■ Excerpted data
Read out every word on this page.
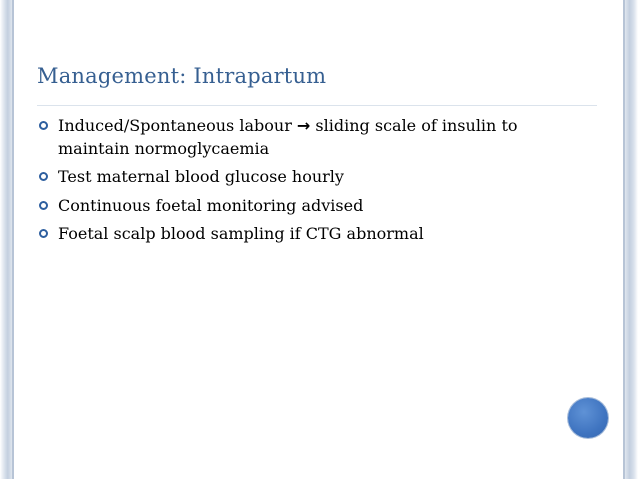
Management: Intrapartum
Induced/Spontaneous labour → sliding scale of insulin to maintain normoglycaemia
Test maternal blood glucose hourly
Continuous foetal monitoring advised
Foetal scalp blood sampling if CTG abnormal
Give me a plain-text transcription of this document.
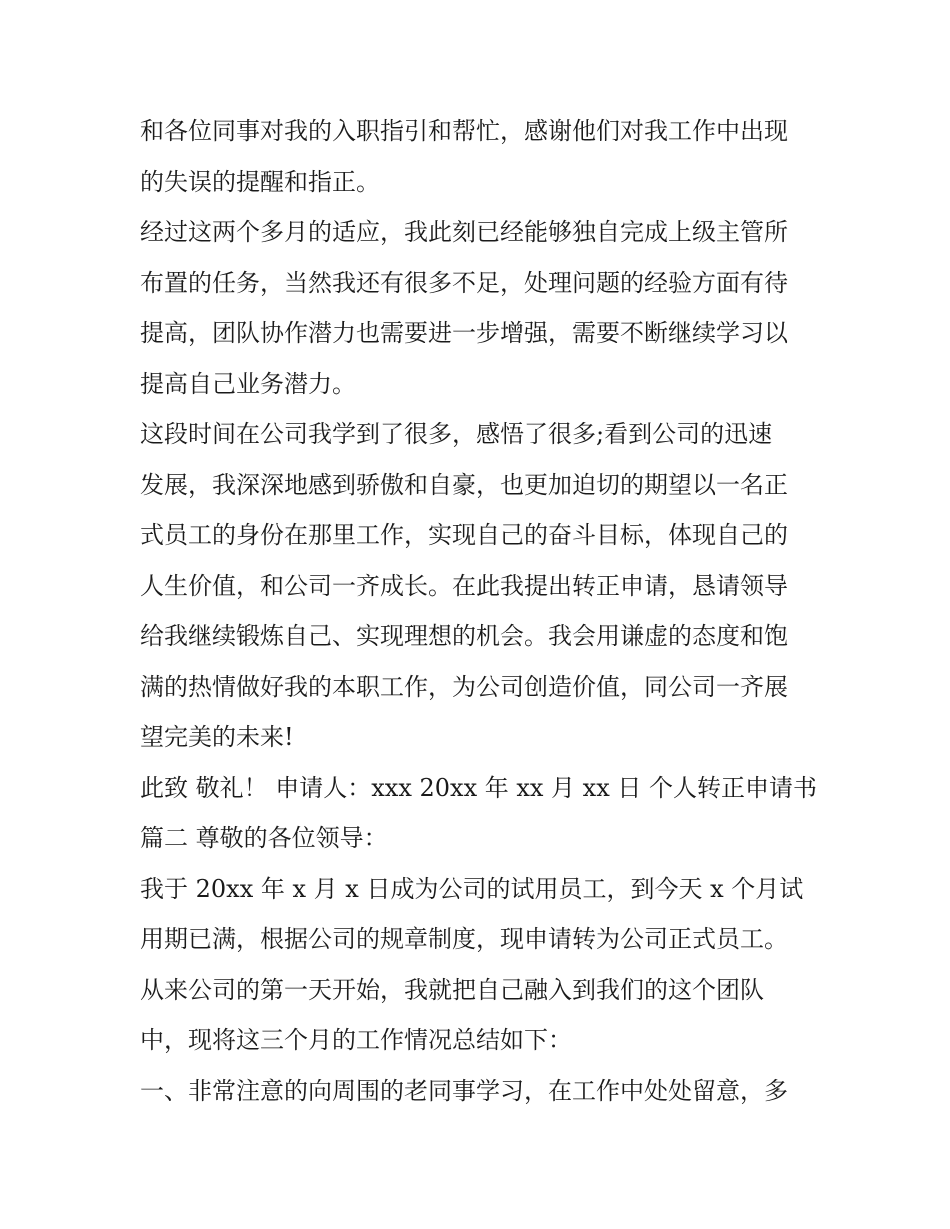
和各位同事对我的入职指引和帮忙，感谢他们对我工作中出现
的失误的提醒和指正。
经过这两个多月的适应，我此刻已经能够独自完成上级主管所
布置的任务，当然我还有很多不足，处理问题的经验方面有待
提高，团队协作潜力也需要进一步增强，需要不断继续学习以
提高自己业务潜力。
这段时间在公司我学到了很多，感悟了很多;看到公司的迅速
发展，我深深地感到骄傲和自豪，也更加迫切的期望以一名正
式员工的身份在那里工作，实现自己的奋斗目标，体现自己的
人生价值，和公司一齐成长。在此我提出转正申请，恳请领导
给我继续锻炼自己、实现理想的机会。我会用谦虚的态度和饱
满的热情做好我的本职工作，为公司创造价值，同公司一齐展
望完美的未来!
此致 敬礼！ 申请人：xxx 20xx 年 xx 月 xx 日 个人转正申请书
篇二 尊敬的各位领导：
我于 20xx 年 x 月 x 日成为公司的试用员工，到今天 x 个月试
用期已满，根据公司的规章制度，现申请转为公司正式员工。
从来公司的第一天开始，我就把自己融入到我们的这个团队
中，现将这三个月的工作情况总结如下：
一、非常注意的向周围的老同事学习，在工作中处处留意，多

■ Directions for this task
Pick out every line above that holds the word "blood" and copy it.

■ Answer to the task
Test maternal blood glucose hourly
Foetal scalp blood sampling if CTG abnormal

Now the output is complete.